### Material
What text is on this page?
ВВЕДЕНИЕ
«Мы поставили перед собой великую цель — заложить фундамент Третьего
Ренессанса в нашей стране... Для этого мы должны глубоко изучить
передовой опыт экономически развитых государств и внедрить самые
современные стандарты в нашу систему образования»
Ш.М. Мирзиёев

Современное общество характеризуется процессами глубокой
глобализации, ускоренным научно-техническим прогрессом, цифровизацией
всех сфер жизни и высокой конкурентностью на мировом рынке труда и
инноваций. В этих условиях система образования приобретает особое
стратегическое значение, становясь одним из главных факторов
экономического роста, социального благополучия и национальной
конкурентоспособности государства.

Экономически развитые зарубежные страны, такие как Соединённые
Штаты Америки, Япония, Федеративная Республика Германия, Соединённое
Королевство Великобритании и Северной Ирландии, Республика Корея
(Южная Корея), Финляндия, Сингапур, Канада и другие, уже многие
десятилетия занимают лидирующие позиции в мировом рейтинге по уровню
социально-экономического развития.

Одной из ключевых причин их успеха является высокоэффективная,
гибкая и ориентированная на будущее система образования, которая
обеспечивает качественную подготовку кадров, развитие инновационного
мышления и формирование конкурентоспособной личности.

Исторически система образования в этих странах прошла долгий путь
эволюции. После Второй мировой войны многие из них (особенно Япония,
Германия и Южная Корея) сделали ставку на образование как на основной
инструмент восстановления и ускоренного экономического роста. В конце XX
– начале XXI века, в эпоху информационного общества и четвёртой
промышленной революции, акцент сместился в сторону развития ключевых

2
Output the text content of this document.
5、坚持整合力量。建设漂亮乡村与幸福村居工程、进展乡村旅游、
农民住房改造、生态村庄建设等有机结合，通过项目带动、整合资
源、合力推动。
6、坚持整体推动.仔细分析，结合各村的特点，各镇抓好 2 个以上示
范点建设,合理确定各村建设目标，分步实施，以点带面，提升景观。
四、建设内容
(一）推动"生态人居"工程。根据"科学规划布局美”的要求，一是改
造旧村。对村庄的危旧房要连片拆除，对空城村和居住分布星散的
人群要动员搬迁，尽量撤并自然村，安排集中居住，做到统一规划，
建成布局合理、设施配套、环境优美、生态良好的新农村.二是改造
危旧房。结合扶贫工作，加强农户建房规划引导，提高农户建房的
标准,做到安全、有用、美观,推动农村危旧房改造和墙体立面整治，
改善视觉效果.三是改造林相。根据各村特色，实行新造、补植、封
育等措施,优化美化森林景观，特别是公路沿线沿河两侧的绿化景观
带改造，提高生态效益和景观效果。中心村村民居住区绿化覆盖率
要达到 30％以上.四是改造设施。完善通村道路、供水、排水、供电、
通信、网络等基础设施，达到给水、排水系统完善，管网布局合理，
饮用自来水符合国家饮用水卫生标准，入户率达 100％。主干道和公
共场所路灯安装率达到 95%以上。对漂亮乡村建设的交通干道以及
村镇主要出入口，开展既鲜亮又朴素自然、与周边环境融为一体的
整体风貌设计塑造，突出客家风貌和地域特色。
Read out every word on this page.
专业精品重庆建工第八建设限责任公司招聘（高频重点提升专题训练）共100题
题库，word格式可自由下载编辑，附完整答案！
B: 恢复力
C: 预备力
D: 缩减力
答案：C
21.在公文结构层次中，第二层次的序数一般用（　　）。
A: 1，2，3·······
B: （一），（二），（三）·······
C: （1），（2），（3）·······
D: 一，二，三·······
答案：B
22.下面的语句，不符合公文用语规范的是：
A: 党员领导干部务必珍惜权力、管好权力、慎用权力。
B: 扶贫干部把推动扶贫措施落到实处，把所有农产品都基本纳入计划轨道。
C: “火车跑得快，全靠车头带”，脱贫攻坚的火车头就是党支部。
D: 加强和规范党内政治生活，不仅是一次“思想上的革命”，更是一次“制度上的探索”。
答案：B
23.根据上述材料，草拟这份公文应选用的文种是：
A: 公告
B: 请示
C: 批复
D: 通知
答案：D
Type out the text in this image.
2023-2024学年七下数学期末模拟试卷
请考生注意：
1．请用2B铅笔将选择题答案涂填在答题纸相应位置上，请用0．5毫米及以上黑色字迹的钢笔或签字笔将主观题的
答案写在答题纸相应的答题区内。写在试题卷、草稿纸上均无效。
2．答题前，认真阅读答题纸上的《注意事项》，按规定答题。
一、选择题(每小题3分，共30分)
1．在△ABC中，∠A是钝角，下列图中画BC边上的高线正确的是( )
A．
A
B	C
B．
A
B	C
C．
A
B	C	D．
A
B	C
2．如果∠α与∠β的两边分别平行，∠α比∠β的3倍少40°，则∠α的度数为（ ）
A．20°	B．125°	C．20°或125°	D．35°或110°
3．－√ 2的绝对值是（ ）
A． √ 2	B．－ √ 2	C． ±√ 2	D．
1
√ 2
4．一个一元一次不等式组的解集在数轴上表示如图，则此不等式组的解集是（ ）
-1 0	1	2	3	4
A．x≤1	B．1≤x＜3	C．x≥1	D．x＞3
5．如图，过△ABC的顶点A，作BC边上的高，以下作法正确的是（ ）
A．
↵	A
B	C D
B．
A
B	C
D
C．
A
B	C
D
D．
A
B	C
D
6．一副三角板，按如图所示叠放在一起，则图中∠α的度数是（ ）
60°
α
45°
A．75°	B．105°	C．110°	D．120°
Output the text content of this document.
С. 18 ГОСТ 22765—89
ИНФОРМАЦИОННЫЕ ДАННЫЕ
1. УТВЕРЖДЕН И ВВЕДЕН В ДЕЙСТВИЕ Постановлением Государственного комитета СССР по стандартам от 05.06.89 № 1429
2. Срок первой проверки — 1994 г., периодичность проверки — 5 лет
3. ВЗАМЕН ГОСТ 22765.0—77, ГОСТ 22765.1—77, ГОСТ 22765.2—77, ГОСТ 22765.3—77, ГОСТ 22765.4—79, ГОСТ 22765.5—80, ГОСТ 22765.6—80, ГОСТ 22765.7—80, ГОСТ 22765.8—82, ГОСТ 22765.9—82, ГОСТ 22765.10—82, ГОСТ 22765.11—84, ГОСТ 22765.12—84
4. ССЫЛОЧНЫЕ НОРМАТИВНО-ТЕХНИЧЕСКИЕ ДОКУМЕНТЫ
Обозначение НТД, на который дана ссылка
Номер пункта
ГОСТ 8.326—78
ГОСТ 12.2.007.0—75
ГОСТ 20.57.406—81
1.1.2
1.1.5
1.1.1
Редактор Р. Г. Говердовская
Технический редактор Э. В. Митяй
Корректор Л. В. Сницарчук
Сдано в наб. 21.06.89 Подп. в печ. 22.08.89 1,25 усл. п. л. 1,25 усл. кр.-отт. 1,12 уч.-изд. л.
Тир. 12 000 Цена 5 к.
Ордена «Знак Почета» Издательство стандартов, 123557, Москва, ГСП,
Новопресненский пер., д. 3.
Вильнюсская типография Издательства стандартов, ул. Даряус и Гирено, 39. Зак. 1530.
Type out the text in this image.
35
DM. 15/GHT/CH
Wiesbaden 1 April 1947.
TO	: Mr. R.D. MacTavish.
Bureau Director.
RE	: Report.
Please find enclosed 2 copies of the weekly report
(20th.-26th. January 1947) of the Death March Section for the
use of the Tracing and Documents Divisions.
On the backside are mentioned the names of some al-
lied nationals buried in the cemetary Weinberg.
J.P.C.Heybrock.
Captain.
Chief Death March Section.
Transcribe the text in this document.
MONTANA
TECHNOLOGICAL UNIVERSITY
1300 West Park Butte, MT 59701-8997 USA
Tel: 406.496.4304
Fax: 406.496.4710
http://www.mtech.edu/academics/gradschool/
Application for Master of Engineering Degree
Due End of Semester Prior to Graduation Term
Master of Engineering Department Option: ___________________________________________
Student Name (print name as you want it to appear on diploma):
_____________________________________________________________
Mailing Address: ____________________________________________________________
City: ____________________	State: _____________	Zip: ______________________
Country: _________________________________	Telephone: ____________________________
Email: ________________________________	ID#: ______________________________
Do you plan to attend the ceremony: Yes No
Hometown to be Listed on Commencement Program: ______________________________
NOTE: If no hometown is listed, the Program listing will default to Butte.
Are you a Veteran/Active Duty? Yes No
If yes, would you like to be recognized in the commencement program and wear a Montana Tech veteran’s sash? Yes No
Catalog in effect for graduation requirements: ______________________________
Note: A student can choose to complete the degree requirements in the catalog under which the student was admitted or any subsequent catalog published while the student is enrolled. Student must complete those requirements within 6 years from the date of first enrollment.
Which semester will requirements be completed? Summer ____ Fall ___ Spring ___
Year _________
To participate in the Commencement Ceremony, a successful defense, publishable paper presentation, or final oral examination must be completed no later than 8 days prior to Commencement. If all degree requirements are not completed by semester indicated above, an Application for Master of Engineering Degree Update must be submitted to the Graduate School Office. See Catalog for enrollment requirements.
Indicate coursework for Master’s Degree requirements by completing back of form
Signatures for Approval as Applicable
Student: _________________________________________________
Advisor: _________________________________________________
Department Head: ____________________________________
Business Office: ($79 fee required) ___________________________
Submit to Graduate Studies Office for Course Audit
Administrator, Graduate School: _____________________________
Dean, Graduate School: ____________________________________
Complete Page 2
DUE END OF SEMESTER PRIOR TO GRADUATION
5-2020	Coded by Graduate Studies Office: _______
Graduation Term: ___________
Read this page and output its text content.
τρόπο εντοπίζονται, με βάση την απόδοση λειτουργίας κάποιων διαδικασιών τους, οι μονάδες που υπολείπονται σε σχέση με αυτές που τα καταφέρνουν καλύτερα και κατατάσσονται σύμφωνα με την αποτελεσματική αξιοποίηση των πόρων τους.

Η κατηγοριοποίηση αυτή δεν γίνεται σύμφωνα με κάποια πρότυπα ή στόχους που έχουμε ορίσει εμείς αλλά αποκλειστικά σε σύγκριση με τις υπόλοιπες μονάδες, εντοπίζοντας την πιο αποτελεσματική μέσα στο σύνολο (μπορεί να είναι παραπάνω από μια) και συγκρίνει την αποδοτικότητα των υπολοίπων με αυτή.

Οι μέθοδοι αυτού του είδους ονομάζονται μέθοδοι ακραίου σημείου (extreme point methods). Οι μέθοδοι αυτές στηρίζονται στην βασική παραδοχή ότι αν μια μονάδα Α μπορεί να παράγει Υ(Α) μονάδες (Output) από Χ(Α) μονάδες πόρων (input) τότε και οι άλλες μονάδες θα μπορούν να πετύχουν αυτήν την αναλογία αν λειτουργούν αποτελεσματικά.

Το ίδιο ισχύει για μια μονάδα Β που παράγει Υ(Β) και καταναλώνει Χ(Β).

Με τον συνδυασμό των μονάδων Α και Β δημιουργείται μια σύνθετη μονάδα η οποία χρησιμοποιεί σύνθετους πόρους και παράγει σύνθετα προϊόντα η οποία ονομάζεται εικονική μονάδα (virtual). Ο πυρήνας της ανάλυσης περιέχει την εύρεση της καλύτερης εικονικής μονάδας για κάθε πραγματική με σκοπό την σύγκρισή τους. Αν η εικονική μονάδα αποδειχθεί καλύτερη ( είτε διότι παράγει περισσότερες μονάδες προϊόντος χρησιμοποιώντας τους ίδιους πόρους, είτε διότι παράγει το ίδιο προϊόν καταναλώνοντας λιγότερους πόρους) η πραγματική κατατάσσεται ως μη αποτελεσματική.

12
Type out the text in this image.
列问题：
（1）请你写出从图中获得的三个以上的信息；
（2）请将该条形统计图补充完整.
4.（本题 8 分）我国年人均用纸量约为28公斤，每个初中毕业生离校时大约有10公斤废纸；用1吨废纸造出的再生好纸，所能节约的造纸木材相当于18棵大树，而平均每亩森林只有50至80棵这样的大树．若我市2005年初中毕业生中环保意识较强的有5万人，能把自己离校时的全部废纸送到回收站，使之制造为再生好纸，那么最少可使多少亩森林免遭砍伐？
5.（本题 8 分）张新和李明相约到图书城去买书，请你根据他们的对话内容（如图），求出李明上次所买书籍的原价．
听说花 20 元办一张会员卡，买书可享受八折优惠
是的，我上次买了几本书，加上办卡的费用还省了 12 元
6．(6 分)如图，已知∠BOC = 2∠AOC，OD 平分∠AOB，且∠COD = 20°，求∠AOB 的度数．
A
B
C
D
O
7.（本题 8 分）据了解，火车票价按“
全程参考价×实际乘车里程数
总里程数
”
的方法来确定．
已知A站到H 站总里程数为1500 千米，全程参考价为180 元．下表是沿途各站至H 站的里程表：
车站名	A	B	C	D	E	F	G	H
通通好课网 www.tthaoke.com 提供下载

### The task
Of all the lines above, how many contain the word "роста"? Answer with only the number.

### Task response
2